> Instructions to follow: Transcribe the material in full. Nothing should differ except that the pictures are left out.

> Dataset extract:
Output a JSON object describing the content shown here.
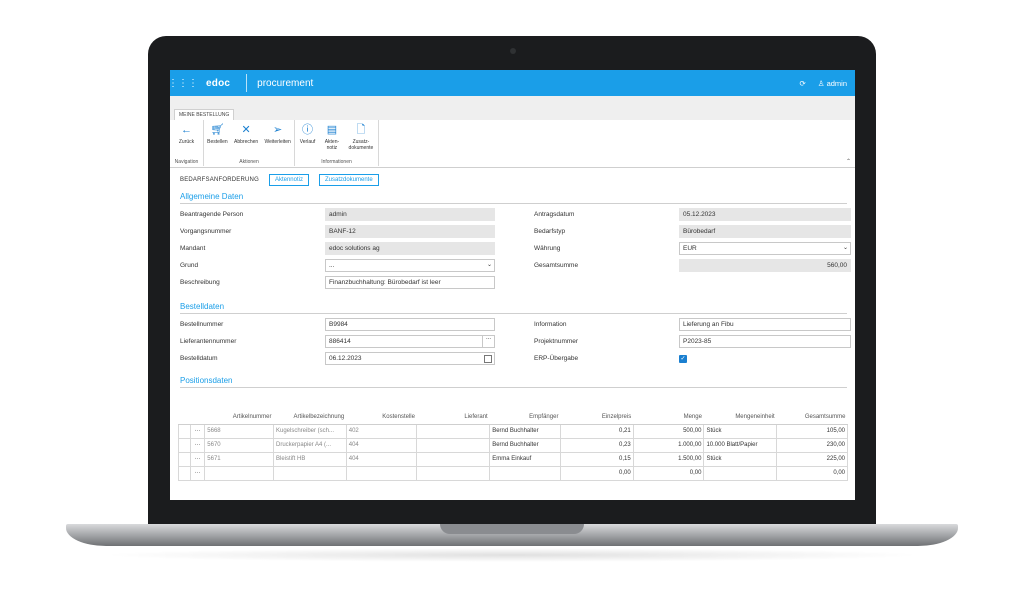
{
  "topbar": {
    "grid_icon": "grid-icon",
    "brand": "edoc",
    "app_name": "procurement",
    "refresh_icon": "refresh-icon",
    "user_label": "admin"
  },
  "ribbon": {
    "tab_label": "MEINE BESTELLUNG",
    "groups": {
      "navigation": "Navigation",
      "aktionen": "Aktionen",
      "informationen": "Informationen"
    },
    "buttons": {
      "zurueck": "Zurück",
      "bestellen": "Bestellen",
      "abbrechen": "Abbrechen",
      "weiterleiten": "Weiterleiten",
      "verlauf": "Verlauf",
      "aktennotiz_1": "Akten-",
      "aktennotiz_2": "notiz",
      "zusatz_1": "Zusatz-",
      "zusatz_2": "dokumente"
    }
  },
  "header": {
    "label": "BEDARFSANFORDERUNG",
    "aktennotiz_btn": "Aktennotiz",
    "zusatzdokumente_btn": "Zusatzdokumente"
  },
  "allgemein": {
    "title": "Allgemeine Daten",
    "beantragende_person_label": "Beantragende Person",
    "beantragende_person": "admin",
    "vorgangsnummer_label": "Vorgangsnummer",
    "vorgangsnummer": "BANF-12",
    "mandant_label": "Mandant",
    "mandant": "edoc solutions ag",
    "grund_label": "Grund",
    "grund": "...",
    "beschreibung_label": "Beschreibung",
    "beschreibung": "Finanzbuchhaltung: Bürobedarf ist leer",
    "antragsdatum_label": "Antragsdatum",
    "antragsdatum": "05.12.2023",
    "bedarfstyp_label": "Bedarfstyp",
    "bedarfstyp": "Bürobedarf",
    "waehrung_label": "Währung",
    "waehrung": "EUR",
    "gesamtsumme_label": "Gesamtsumme",
    "gesamtsumme": "560,00"
  },
  "bestell": {
    "title": "Bestelldaten",
    "bestellnummer_label": "Bestellnummer",
    "bestellnummer": "B9984",
    "lieferantennummer_label": "Lieferantennummer",
    "lieferantennummer": "886414",
    "bestelldatum_label": "Bestelldatum",
    "bestelldatum": "06.12.2023",
    "information_label": "Information",
    "information": "Lieferung an Fibu",
    "projektnummer_label": "Projektnummer",
    "projektnummer": "P2023-85",
    "erp_label": "ERP-Übergabe",
    "erp_checked": true
  },
  "positionen": {
    "title": "Positionsdaten",
    "columns": [
      "Artikelnummer",
      "Artikelbezeichnung",
      "Kostenstelle",
      "Lieferant",
      "Empfänger",
      "Einzelpreis",
      "Menge",
      "Mengeneinheit",
      "Gesamtsumme"
    ],
    "rows": [
      [
        "5668",
        "Kugelschreiber (sch...",
        "402",
        "",
        "Bernd Buchhalter",
        "0,21",
        "500,00",
        "Stück",
        "105,00"
      ],
      [
        "5670",
        "Druckerpapier A4 (...",
        "404",
        "",
        "Bernd Buchhalter",
        "0,23",
        "1.000,00",
        "10.000 Blatt/Papier",
        "230,00"
      ],
      [
        "5671",
        "Bleistift HB",
        "404",
        "",
        "Emma Einkauf",
        "0,15",
        "1.500,00",
        "Stück",
        "225,00"
      ],
      [
        "",
        "",
        "",
        "",
        "",
        "0,00",
        "0,00",
        "",
        "0,00"
      ]
    ],
    "row_menu": "···"
  }
}
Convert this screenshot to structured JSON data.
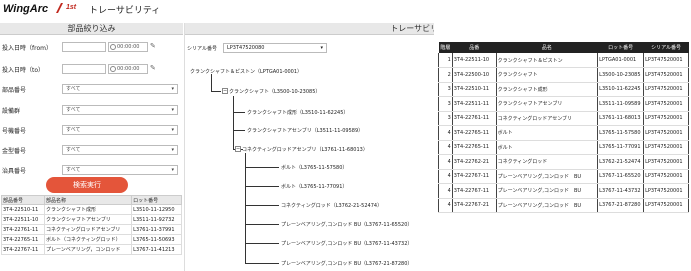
{
  "header": {
    "logo_text": "WingArc",
    "logo_suffix": "1st",
    "title": "トレーサビリティ"
  },
  "left": {
    "title": "部品絞り込み",
    "dates": [
      {
        "label": "投入日時（from）",
        "time": "00:00:00"
      },
      {
        "label": "投入日時（to）",
        "time": "00:00:00"
      }
    ],
    "filters": [
      {
        "label": "部品番号",
        "value": "すべて"
      },
      {
        "label": "設備群",
        "value": "すべて"
      },
      {
        "label": "号機番号",
        "value": "すべて"
      },
      {
        "label": "金型番号",
        "value": "すべて"
      },
      {
        "label": "治具番号",
        "value": "すべて"
      }
    ],
    "search_label": "検索実行",
    "table": {
      "headers": [
        "部品番号",
        "部品名称",
        "ロット番号"
      ],
      "rows": [
        [
          "3T4-22510-11",
          "クランクシャフト成形",
          "L3510-11-12950"
        ],
        [
          "3T4-22511-10",
          "クランクシャフトアセンブリ",
          "L3511-11-92732"
        ],
        [
          "3T4-22761-11",
          "コネクティングロッドアセンブリ",
          "L3761-11-37991"
        ],
        [
          "3T4-22765-11",
          "ボルト（コネクティングロッド）",
          "L3765-11-50693"
        ],
        [
          "3T4-22767-11",
          "プレーンベアリング，コンロッド",
          "L3767-11-41213"
        ]
      ]
    }
  },
  "middle": {
    "title": "トレーサビリティ情報表示",
    "serial_label": "シリアル番号",
    "serial_value": "LP3T47520080",
    "tree": [
      "クランクシャフト＆ピストン（LPTGA01-0001）",
      "クランクシャフト（L3500-10-23085）",
      "クランクシャフト成形（L3510-11-62245）",
      "クランクシャフトアセンブリ（L3511-11-09589）",
      "コネクティングロッドアセンブリ（L3761-11-68013）",
      "ボルト（L3765-11-57580）",
      "ボルト（L3765-11-77091）",
      "コネクティングロッド（L3762-21-52474）",
      "プレーンベアリング,コンロッド BU（L3767-11-65520）",
      "プレーンベアリング,コンロッド BU（L3767-11-43732）",
      "プレーンベアリング,コンロッド BU（L3767-21-87280）"
    ]
  },
  "right": {
    "headers": [
      "階層",
      "品番",
      "品名",
      "ロット番号",
      "シリアル番号"
    ],
    "rows": [
      [
        "1",
        "3T4-22511-10",
        "クランクシャフト＆ピストン",
        "LPTGA01-0001",
        "LP3T47520001"
      ],
      [
        "2",
        "3T4-22500-10",
        "クランクシャフト",
        "L3500-10-23085",
        "LP3T47520001"
      ],
      [
        "3",
        "3T4-22510-11",
        "クランクシャフト成形",
        "L3510-11-62245",
        "LP3T47520001"
      ],
      [
        "3",
        "3T4-22511-11",
        "クランクシャフトアセンブリ",
        "L3511-11-09589",
        "LP3T47520001"
      ],
      [
        "3",
        "3T4-22761-11",
        "コネクティングロッドアセンブリ",
        "L3761-11-68013",
        "LP3T47520001"
      ],
      [
        "4",
        "3T4-22765-11",
        "ボルト",
        "L3765-11-57580",
        "LP3T47520001"
      ],
      [
        "4",
        "3T4-22765-11",
        "ボルト",
        "L3765-11-77091",
        "LP3T47520001"
      ],
      [
        "4",
        "3T4-22762-21",
        "コネクティングロッド",
        "L3762-21-52474",
        "LP3T47520001"
      ],
      [
        "4",
        "3T4-22767-11",
        "プレーンベアリング,コンロッド　BU",
        "L3767-11-65520",
        "LP3T47520001"
      ],
      [
        "4",
        "3T4-22767-11",
        "プレーンベアリング,コンロッド　BU",
        "L3767-11-43732",
        "LP3T47520001"
      ],
      [
        "4",
        "3T4-22767-21",
        "プレーンベアリング,コンロッド　BU",
        "L3767-21-87280",
        "LP3T47520001"
      ]
    ]
  },
  "colors": {
    "accent": "#e4553a",
    "header_dark": "#222222",
    "panel_header": "#e8e8e8"
  }
}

> Result of this task:
Output a JSON object describing the content shown here.
{
  "topbar": {
    "grid_icon": "grid-icon",
    "brand": "edoc",
    "app_name": "procurement",
    "refresh_icon": "refresh-icon",
    "user_label": "admin"
  },
  "ribbon": {
    "tab_label": "MEINE BESTELLUNG",
    "groups": {
      "navigation": "Navigation",
      "aktionen": "Aktionen",
      "informationen": "Informationen"
    },
    "buttons": {
      "zurueck": "Zurück",
      "bestellen": "Bestellen",
      "abbrechen": "Abbrechen",
      "weiterleiten": "Weiterleiten",
      "verlauf": "Verlauf",
      "aktennotiz_1": "Akten-",
      "aktennotiz_2": "notiz",
      "zusatz_1": "Zusatz-",
      "zusatz_2": "dokumente"
    }
  },
  "header": {
    "label": "BEDARFSANFORDERUNG",
    "aktennotiz_btn": "Aktennotiz",
    "zusatzdokumente_btn": "Zusatzdokumente"
  },
  "allgemein": {
    "title": "Allgemeine Daten",
    "beantragende_person_label": "Beantragende Person",
    "beantragende_person": "admin",
    "vorgangsnummer_label": "Vorgangsnummer",
    "vorgangsnummer": "BANF-12",
    "mandant_label": "Mandant",
    "mandant": "edoc solutions ag",
    "grund_label": "Grund",
    "grund": "...",
    "beschreibung_label": "Beschreibung",
    "beschreibung": "Finanzbuchhaltung: Bürobedarf ist leer",
    "antragsdatum_label": "Antragsdatum",
    "antragsdatum": "05.12.2023",
    "bedarfstyp_label": "Bedarfstyp",
    "bedarfstyp": "Bürobedarf",
    "waehrung_label": "Währung",
    "waehrung": "EUR",
    "gesamtsumme_label": "Gesamtsumme",
    "gesamtsumme": "560,00"
  },
  "bestell": {
    "title": "Bestelldaten",
    "bestellnummer_label": "Bestellnummer",
    "bestellnummer": "B9984",
    "lieferantennummer_label": "Lieferantennummer",
    "lieferantennummer": "886414",
    "bestelldatum_label": "Bestelldatum",
    "bestelldatum": "06.12.2023",
    "information_label": "Information",
    "information": "Lieferung an Fibu",
    "projektnummer_label": "Projektnummer",
    "projektnummer": "P2023-85",
    "erp_label": "ERP-Übergabe",
    "erp_checked": true
  },
  "positionen": {
    "title": "Positionsdaten",
    "columns": [
      "Artikelnummer",
      "Artikelbezeichnung",
      "Kostenstelle",
      "Lieferant",
      "Empfänger",
      "Einzelpreis",
      "Menge",
      "Mengeneinheit",
      "Gesamtsumme"
    ],
    "rows": [
      [
        "5668",
        "Kugelschreiber (sch...",
        "402",
        "",
        "Bernd Buchhalter",
        "0,21",
        "500,00",
        "Stück",
        "105,00"
      ],
      [
        "5670",
        "Druckerpapier A4 (...",
        "404",
        "",
        "Bernd Buchhalter",
        "0,23",
        "1.000,00",
        "10.000 Blatt/Papier",
        "230,00"
      ],
      [
        "5671",
        "Bleistift HB",
        "404",
        "",
        "Emma Einkauf",
        "0,15",
        "1.500,00",
        "Stück",
        "225,00"
      ],
      [
        "",
        "",
        "",
        "",
        "",
        "0,00",
        "0,00",
        "",
        "0,00"
      ]
    ],
    "row_menu": "···"
  }
}
Convert this screenshot to structured JSON data.
{
  "header": {
    "logo_text": "WingArc",
    "logo_suffix": "1st",
    "title": "トレーサビリティ"
  },
  "left": {
    "title": "部品絞り込み",
    "dates": [
      {
        "label": "投入日時（from）",
        "time": "00:00:00"
      },
      {
        "label": "投入日時（to）",
        "time": "00:00:00"
      }
    ],
    "filters": [
      {
        "label": "部品番号",
        "value": "すべて"
      },
      {
        "label": "設備群",
        "value": "すべて"
      },
      {
        "label": "号機番号",
        "value": "すべて"
      },
      {
        "label": "金型番号",
        "value": "すべて"
      },
      {
        "label": "治具番号",
        "value": "すべて"
      }
    ],
    "search_label": "検索実行",
    "table": {
      "headers": [
        "部品番号",
        "部品名称",
        "ロット番号"
      ],
      "rows": [
        [
          "3T4-22510-11",
          "クランクシャフト成形",
          "L3510-11-12950"
        ],
        [
          "3T4-22511-10",
          "クランクシャフトアセンブリ",
          "L3511-11-92732"
        ],
        [
          "3T4-22761-11",
          "コネクティングロッドアセンブリ",
          "L3761-11-37991"
        ],
        [
          "3T4-22765-11",
          "ボルト（コネクティングロッド）",
          "L3765-11-50693"
        ],
        [
          "3T4-22767-11",
          "プレーンベアリング，コンロッド",
          "L3767-11-41213"
        ]
      ]
    }
  },
  "middle": {
    "title": "トレーサビリティ情報表示",
    "serial_label": "シリアル番号",
    "serial_value": "LP3T47520080",
    "tree": [
      "クランクシャフト＆ピストン（LPTGA01-0001）",
      "クランクシャフト（L3500-10-23085）",
      "クランクシャフト成形（L3510-11-62245）",
      "クランクシャフトアセンブリ（L3511-11-09589）",
      "コネクティングロッドアセンブリ（L3761-11-68013）",
      "ボルト（L3765-11-57580）",
      "ボルト（L3765-11-77091）",
      "コネクティングロッド（L3762-21-52474）",
      "プレーンベアリング,コンロッド BU（L3767-11-65520）",
      "プレーンベアリング,コンロッド BU（L3767-11-43732）",
      "プレーンベアリング,コンロッド BU（L3767-21-87280）"
    ]
  },
  "right": {
    "headers": [
      "階層",
      "品番",
      "品名",
      "ロット番号",
      "シリアル番号"
    ],
    "rows": [
      [
        "1",
        "3T4-22511-10",
        "クランクシャフト＆ピストン",
        "LPTGA01-0001",
        "LP3T47520001"
      ],
      [
        "2",
        "3T4-22500-10",
        "クランクシャフト",
        "L3500-10-23085",
        "LP3T47520001"
      ],
      [
        "3",
        "3T4-22510-11",
        "クランクシャフト成形",
        "L3510-11-62245",
        "LP3T47520001"
      ],
      [
        "3",
        "3T4-22511-11",
        "クランクシャフトアセンブリ",
        "L3511-11-09589",
        "LP3T47520001"
      ],
      [
        "3",
        "3T4-22761-11",
        "コネクティングロッドアセンブリ",
        "L3761-11-68013",
        "LP3T47520001"
      ],
      [
        "4",
        "3T4-22765-11",
        "ボルト",
        "L3765-11-57580",
        "LP3T47520001"
      ],
      [
        "4",
        "3T4-22765-11",
        "ボルト",
        "L3765-11-77091",
        "LP3T47520001"
      ],
      [
        "4",
        "3T4-22762-21",
        "コネクティングロッド",
        "L3762-21-52474",
        "LP3T47520001"
      ],
      [
        "4",
        "3T4-22767-11",
        "プレーンベアリング,コンロッド　BU",
        "L3767-11-65520",
        "LP3T47520001"
      ],
      [
        "4",
        "3T4-22767-11",
        "プレーンベアリング,コンロッド　BU",
        "L3767-11-43732",
        "LP3T47520001"
      ],
      [
        "4",
        "3T4-22767-21",
        "プレーンベアリング,コンロッド　BU",
        "L3767-21-87280",
        "LP3T47520001"
      ]
    ]
  },
  "colors": {
    "accent": "#e4553a",
    "header_dark": "#222222",
    "panel_header": "#e8e8e8"
  }
}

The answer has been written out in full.